Do this — Show only lines that include "document".
•••
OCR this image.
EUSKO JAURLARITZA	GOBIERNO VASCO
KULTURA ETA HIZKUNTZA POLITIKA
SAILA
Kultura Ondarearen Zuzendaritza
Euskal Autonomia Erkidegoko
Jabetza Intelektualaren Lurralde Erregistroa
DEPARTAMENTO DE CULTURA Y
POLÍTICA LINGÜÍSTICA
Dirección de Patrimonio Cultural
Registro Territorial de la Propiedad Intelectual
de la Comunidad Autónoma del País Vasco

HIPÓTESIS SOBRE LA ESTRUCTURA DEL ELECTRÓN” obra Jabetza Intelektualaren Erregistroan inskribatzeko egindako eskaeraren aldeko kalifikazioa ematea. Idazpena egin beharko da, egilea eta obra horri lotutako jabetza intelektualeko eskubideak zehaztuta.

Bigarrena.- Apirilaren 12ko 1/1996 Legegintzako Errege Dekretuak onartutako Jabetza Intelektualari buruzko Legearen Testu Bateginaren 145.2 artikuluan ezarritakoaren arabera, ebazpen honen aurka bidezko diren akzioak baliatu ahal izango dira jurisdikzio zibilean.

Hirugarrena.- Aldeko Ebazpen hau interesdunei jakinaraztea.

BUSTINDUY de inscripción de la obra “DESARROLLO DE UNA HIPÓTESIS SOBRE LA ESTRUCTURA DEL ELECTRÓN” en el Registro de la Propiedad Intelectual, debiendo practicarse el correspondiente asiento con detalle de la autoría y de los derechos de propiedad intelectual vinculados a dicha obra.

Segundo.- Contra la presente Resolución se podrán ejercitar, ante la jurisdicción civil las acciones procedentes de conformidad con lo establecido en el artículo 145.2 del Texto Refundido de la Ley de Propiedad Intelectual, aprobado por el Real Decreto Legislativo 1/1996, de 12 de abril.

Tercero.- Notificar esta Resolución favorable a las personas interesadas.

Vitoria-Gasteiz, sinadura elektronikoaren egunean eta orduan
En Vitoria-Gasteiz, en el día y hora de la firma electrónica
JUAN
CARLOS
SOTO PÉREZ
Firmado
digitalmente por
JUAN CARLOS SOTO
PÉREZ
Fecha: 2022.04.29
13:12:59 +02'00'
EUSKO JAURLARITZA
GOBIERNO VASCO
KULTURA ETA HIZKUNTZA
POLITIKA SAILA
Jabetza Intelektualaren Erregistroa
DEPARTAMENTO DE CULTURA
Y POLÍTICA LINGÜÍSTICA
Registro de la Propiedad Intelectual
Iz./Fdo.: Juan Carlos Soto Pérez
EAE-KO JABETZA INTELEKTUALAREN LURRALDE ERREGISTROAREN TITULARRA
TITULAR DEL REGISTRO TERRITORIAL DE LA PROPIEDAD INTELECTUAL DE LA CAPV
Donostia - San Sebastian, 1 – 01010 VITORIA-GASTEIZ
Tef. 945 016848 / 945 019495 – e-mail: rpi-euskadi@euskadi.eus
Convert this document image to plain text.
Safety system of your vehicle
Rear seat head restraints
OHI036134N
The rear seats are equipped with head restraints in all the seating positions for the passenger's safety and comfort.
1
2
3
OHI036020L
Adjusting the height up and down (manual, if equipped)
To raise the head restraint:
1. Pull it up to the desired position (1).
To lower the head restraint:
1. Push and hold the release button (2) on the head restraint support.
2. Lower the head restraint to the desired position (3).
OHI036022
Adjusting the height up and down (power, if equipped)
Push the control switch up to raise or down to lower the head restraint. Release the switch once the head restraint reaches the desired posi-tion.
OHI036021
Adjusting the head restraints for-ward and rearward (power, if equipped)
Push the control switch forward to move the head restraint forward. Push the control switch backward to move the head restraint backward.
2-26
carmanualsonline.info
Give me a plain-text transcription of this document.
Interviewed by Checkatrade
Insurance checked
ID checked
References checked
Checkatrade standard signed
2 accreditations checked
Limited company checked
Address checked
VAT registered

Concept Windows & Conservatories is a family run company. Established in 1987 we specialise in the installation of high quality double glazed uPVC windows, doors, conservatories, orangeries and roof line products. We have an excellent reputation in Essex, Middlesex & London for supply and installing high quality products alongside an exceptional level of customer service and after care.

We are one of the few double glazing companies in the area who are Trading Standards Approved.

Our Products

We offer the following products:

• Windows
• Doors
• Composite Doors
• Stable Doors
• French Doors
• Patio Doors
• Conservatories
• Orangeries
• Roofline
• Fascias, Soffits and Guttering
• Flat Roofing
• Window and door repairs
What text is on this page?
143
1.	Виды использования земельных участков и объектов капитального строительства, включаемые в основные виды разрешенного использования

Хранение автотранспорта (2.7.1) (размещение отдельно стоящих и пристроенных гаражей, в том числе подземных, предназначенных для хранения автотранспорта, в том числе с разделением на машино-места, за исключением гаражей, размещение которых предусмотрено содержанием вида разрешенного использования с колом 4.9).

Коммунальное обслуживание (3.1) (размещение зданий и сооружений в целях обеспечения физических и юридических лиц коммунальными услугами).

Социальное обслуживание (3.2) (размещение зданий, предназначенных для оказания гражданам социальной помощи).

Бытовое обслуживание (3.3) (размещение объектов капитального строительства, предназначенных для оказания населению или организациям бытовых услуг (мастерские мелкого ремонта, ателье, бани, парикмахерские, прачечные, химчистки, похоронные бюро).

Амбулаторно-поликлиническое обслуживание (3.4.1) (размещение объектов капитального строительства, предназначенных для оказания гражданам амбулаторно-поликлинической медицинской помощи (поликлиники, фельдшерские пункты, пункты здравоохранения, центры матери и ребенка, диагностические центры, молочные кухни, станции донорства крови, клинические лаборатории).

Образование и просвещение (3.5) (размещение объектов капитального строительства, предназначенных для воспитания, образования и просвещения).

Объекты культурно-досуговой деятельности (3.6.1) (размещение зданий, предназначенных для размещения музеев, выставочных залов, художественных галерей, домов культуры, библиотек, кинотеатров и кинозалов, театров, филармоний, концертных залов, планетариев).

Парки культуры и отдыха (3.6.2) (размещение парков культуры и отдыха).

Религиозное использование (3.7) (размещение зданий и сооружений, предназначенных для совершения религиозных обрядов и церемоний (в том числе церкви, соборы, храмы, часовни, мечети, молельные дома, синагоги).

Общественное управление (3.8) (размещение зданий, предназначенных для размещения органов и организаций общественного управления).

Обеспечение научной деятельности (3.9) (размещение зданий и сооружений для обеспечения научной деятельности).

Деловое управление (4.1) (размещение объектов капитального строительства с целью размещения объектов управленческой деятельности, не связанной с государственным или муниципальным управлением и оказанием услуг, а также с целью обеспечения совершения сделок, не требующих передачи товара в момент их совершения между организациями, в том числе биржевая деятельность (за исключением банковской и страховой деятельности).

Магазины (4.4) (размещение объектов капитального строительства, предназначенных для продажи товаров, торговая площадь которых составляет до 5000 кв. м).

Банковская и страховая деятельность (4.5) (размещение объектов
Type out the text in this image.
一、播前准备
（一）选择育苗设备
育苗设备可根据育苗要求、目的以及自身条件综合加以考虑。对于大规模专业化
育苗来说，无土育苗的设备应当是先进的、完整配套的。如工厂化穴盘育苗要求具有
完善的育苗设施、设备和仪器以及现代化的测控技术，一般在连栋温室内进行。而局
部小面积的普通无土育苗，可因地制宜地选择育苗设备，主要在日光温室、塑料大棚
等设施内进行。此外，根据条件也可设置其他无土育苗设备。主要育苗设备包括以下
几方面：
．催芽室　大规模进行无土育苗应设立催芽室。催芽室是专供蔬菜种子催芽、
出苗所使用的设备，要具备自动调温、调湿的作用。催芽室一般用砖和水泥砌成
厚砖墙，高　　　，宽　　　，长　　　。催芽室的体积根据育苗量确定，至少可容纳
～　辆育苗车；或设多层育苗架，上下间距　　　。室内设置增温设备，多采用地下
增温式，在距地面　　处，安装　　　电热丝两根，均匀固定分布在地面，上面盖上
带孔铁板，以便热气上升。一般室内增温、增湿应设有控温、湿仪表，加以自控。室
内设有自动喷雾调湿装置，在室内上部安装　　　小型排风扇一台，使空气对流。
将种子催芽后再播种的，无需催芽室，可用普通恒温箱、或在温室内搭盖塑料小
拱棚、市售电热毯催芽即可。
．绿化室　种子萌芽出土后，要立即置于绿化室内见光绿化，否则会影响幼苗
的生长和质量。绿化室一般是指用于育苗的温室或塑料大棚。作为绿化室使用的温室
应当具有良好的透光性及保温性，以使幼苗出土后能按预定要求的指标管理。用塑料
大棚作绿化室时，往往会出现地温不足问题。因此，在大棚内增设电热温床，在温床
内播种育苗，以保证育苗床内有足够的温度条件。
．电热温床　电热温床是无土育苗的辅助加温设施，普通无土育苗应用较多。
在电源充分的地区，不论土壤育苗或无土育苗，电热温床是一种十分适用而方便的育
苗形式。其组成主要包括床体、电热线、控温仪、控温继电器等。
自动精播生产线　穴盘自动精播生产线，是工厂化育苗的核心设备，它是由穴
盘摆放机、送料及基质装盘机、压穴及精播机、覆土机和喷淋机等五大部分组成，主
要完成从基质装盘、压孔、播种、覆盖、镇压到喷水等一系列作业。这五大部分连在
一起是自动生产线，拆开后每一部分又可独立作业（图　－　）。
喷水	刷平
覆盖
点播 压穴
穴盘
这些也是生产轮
•••
Written answer —
Convert this document image to plain text.
Give me a plain-text transcription of this document.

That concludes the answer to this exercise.